_SHORT TASK_
Return every record below exactly as written, but leave out the pictures.

Figure contents as structured data:
-- start --

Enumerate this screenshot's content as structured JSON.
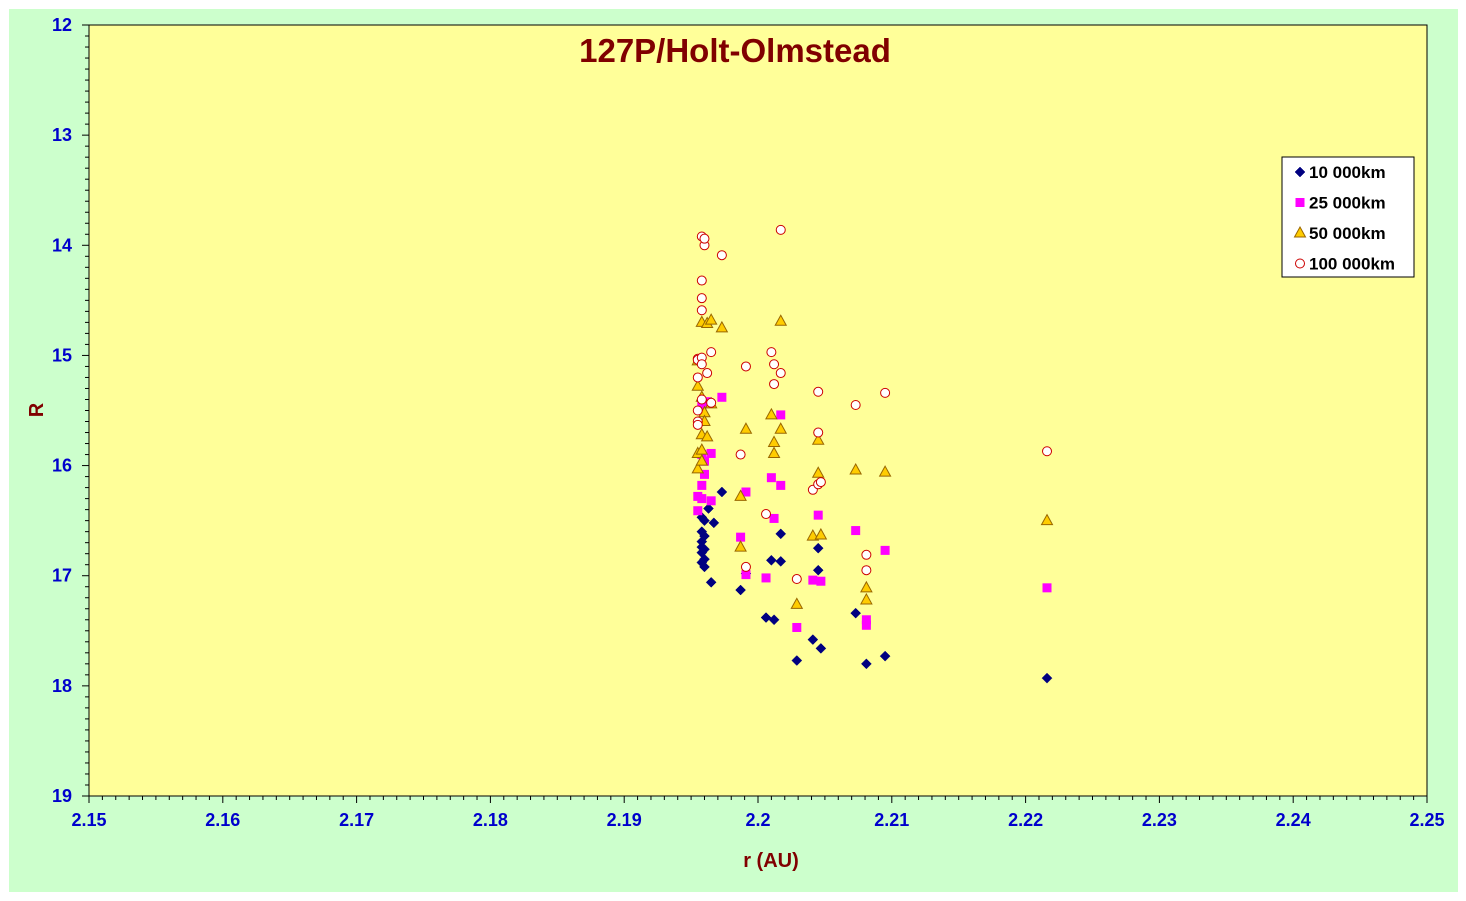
{
  "chart_data": {
    "type": "scatter",
    "title": "127P/Holt-Olmstead",
    "xlabel": "r (AU)",
    "ylabel": "R",
    "xlim": [
      2.15,
      2.25
    ],
    "ylim": [
      12,
      19
    ],
    "y_inverted": true,
    "x_ticks": [
      "2.15",
      "2.16",
      "2.17",
      "2.18",
      "2.19",
      "2.2",
      "2.21",
      "2.22",
      "2.23",
      "2.24",
      "2.25"
    ],
    "y_ticks": [
      "12",
      "13",
      "14",
      "15",
      "16",
      "17",
      "18",
      "19"
    ],
    "grid": false,
    "legend_position": "top-right",
    "colors": {
      "outer_background": "#ccffcc",
      "plot_background": "#ffff99",
      "title": "#800000",
      "tick_labels": "#0000cc"
    },
    "series": [
      {
        "name": "10 000km",
        "marker": "diamond",
        "color": "#000080",
        "x": [
          2.1958,
          2.1958,
          2.1958,
          2.1958,
          2.1958,
          2.1958,
          2.196,
          2.196,
          2.196,
          2.196,
          2.196,
          2.1963,
          2.1965,
          2.1967,
          2.1973,
          2.1987,
          2.1991,
          2.2006,
          2.201,
          2.2012,
          2.2017,
          2.2017,
          2.2029,
          2.2041,
          2.2045,
          2.2045,
          2.2047,
          2.2073,
          2.2081,
          2.2095,
          2.2216
        ],
        "y": [
          16.47,
          16.6,
          16.69,
          16.74,
          16.79,
          16.88,
          16.5,
          16.64,
          16.76,
          16.85,
          16.92,
          16.39,
          17.06,
          16.52,
          16.24,
          17.13,
          16.98,
          17.38,
          16.86,
          17.4,
          16.62,
          16.87,
          17.77,
          17.58,
          16.75,
          16.95,
          17.66,
          17.34,
          17.8,
          17.73,
          17.93
        ]
      },
      {
        "name": "25 000km",
        "marker": "square",
        "color": "#ff00ff",
        "x": [
          2.1955,
          2.1955,
          2.1958,
          2.1958,
          2.1958,
          2.1958,
          2.196,
          2.196,
          2.1962,
          2.1965,
          2.1965,
          2.1973,
          2.1987,
          2.1991,
          2.1991,
          2.2006,
          2.201,
          2.2012,
          2.2017,
          2.2017,
          2.2029,
          2.2041,
          2.2045,
          2.2047,
          2.2073,
          2.2081,
          2.2081,
          2.2095,
          2.2216
        ],
        "y": [
          16.28,
          16.41,
          15.45,
          15.9,
          16.18,
          16.3,
          15.96,
          16.08,
          15.42,
          15.89,
          16.32,
          15.38,
          16.65,
          16.24,
          16.99,
          17.02,
          16.11,
          16.48,
          15.54,
          16.18,
          17.47,
          17.04,
          16.45,
          17.05,
          16.59,
          17.4,
          17.45,
          16.77,
          17.11
        ]
      },
      {
        "name": "50 000km",
        "marker": "triangle",
        "color": "#ffcc00",
        "x": [
          2.1955,
          2.1955,
          2.1955,
          2.1955,
          2.1958,
          2.1958,
          2.1958,
          2.1958,
          2.1958,
          2.196,
          2.196,
          2.1962,
          2.1962,
          2.1965,
          2.1965,
          2.1973,
          2.1987,
          2.1987,
          2.1991,
          2.201,
          2.2012,
          2.2012,
          2.2017,
          2.2017,
          2.2029,
          2.2041,
          2.2045,
          2.2045,
          2.2047,
          2.2073,
          2.2081,
          2.2081,
          2.2095,
          2.2216
        ],
        "y": [
          15.05,
          15.28,
          15.89,
          16.03,
          14.7,
          15.38,
          15.72,
          15.86,
          15.96,
          15.52,
          15.6,
          14.71,
          15.74,
          14.68,
          15.44,
          14.75,
          16.28,
          16.74,
          15.67,
          15.54,
          15.79,
          15.89,
          14.69,
          15.67,
          17.26,
          16.64,
          15.77,
          16.07,
          16.63,
          16.04,
          17.11,
          17.22,
          16.06,
          16.5
        ]
      },
      {
        "name": "100 000km",
        "marker": "circle",
        "color": "#cc0000",
        "x": [
          2.1955,
          2.1955,
          2.1955,
          2.1955,
          2.1955,
          2.1955,
          2.1958,
          2.1958,
          2.1958,
          2.1958,
          2.1958,
          2.1958,
          2.1958,
          2.196,
          2.196,
          2.1962,
          2.1965,
          2.1965,
          2.1973,
          2.1987,
          2.1991,
          2.1991,
          2.2006,
          2.201,
          2.2012,
          2.2012,
          2.2017,
          2.2017,
          2.2029,
          2.2041,
          2.2045,
          2.2045,
          2.2045,
          2.2047,
          2.2073,
          2.2081,
          2.2081,
          2.2095,
          2.2216
        ],
        "y": [
          15.03,
          15.2,
          15.5,
          15.6,
          15.63,
          15.04,
          13.92,
          14.32,
          14.48,
          14.59,
          15.02,
          15.08,
          15.4,
          14.0,
          13.94,
          15.16,
          14.97,
          15.43,
          14.09,
          15.9,
          15.1,
          16.92,
          16.44,
          14.97,
          15.08,
          15.26,
          13.86,
          15.16,
          17.03,
          16.22,
          15.33,
          15.7,
          16.17,
          16.15,
          15.45,
          16.81,
          16.95,
          15.34,
          15.87
        ]
      }
    ]
  }
}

-- end --

_FULL RESPONSE_
Enumerate this screenshot's content as structured JSON.
{
  "chart_data": {
    "type": "scatter",
    "title": "127P/Holt-Olmstead",
    "xlabel": "r (AU)",
    "ylabel": "R",
    "xlim": [
      2.15,
      2.25
    ],
    "ylim": [
      12,
      19
    ],
    "y_inverted": true,
    "x_ticks": [
      "2.15",
      "2.16",
      "2.17",
      "2.18",
      "2.19",
      "2.2",
      "2.21",
      "2.22",
      "2.23",
      "2.24",
      "2.25"
    ],
    "y_ticks": [
      "12",
      "13",
      "14",
      "15",
      "16",
      "17",
      "18",
      "19"
    ],
    "grid": false,
    "legend_position": "top-right",
    "colors": {
      "outer_background": "#ccffcc",
      "plot_background": "#ffff99",
      "title": "#800000",
      "tick_labels": "#0000cc"
    },
    "series": [
      {
        "name": "10 000km",
        "marker": "diamond",
        "color": "#000080",
        "x": [
          2.1958,
          2.1958,
          2.1958,
          2.1958,
          2.1958,
          2.1958,
          2.196,
          2.196,
          2.196,
          2.196,
          2.196,
          2.1963,
          2.1965,
          2.1967,
          2.1973,
          2.1987,
          2.1991,
          2.2006,
          2.201,
          2.2012,
          2.2017,
          2.2017,
          2.2029,
          2.2041,
          2.2045,
          2.2045,
          2.2047,
          2.2073,
          2.2081,
          2.2095,
          2.2216
        ],
        "y": [
          16.47,
          16.6,
          16.69,
          16.74,
          16.79,
          16.88,
          16.5,
          16.64,
          16.76,
          16.85,
          16.92,
          16.39,
          17.06,
          16.52,
          16.24,
          17.13,
          16.98,
          17.38,
          16.86,
          17.4,
          16.62,
          16.87,
          17.77,
          17.58,
          16.75,
          16.95,
          17.66,
          17.34,
          17.8,
          17.73,
          17.93
        ]
      },
      {
        "name": "25 000km",
        "marker": "square",
        "color": "#ff00ff",
        "x": [
          2.1955,
          2.1955,
          2.1958,
          2.1958,
          2.1958,
          2.1958,
          2.196,
          2.196,
          2.1962,
          2.1965,
          2.1965,
          2.1973,
          2.1987,
          2.1991,
          2.1991,
          2.2006,
          2.201,
          2.2012,
          2.2017,
          2.2017,
          2.2029,
          2.2041,
          2.2045,
          2.2047,
          2.2073,
          2.2081,
          2.2081,
          2.2095,
          2.2216
        ],
        "y": [
          16.28,
          16.41,
          15.45,
          15.9,
          16.18,
          16.3,
          15.96,
          16.08,
          15.42,
          15.89,
          16.32,
          15.38,
          16.65,
          16.24,
          16.99,
          17.02,
          16.11,
          16.48,
          15.54,
          16.18,
          17.47,
          17.04,
          16.45,
          17.05,
          16.59,
          17.4,
          17.45,
          16.77,
          17.11
        ]
      },
      {
        "name": "50 000km",
        "marker": "triangle",
        "color": "#ffcc00",
        "x": [
          2.1955,
          2.1955,
          2.1955,
          2.1955,
          2.1958,
          2.1958,
          2.1958,
          2.1958,
          2.1958,
          2.196,
          2.196,
          2.1962,
          2.1962,
          2.1965,
          2.1965,
          2.1973,
          2.1987,
          2.1987,
          2.1991,
          2.201,
          2.2012,
          2.2012,
          2.2017,
          2.2017,
          2.2029,
          2.2041,
          2.2045,
          2.2045,
          2.2047,
          2.2073,
          2.2081,
          2.2081,
          2.2095,
          2.2216
        ],
        "y": [
          15.05,
          15.28,
          15.89,
          16.03,
          14.7,
          15.38,
          15.72,
          15.86,
          15.96,
          15.52,
          15.6,
          14.71,
          15.74,
          14.68,
          15.44,
          14.75,
          16.28,
          16.74,
          15.67,
          15.54,
          15.79,
          15.89,
          14.69,
          15.67,
          17.26,
          16.64,
          15.77,
          16.07,
          16.63,
          16.04,
          17.11,
          17.22,
          16.06,
          16.5
        ]
      },
      {
        "name": "100 000km",
        "marker": "circle",
        "color": "#cc0000",
        "x": [
          2.1955,
          2.1955,
          2.1955,
          2.1955,
          2.1955,
          2.1955,
          2.1958,
          2.1958,
          2.1958,
          2.1958,
          2.1958,
          2.1958,
          2.1958,
          2.196,
          2.196,
          2.1962,
          2.1965,
          2.1965,
          2.1973,
          2.1987,
          2.1991,
          2.1991,
          2.2006,
          2.201,
          2.2012,
          2.2012,
          2.2017,
          2.2017,
          2.2029,
          2.2041,
          2.2045,
          2.2045,
          2.2045,
          2.2047,
          2.2073,
          2.2081,
          2.2081,
          2.2095,
          2.2216
        ],
        "y": [
          15.03,
          15.2,
          15.5,
          15.6,
          15.63,
          15.04,
          13.92,
          14.32,
          14.48,
          14.59,
          15.02,
          15.08,
          15.4,
          14.0,
          13.94,
          15.16,
          14.97,
          15.43,
          14.09,
          15.9,
          15.1,
          16.92,
          16.44,
          14.97,
          15.08,
          15.26,
          13.86,
          15.16,
          17.03,
          16.22,
          15.33,
          15.7,
          16.17,
          16.15,
          15.45,
          16.81,
          16.95,
          15.34,
          15.87
        ]
      }
    ]
  }
}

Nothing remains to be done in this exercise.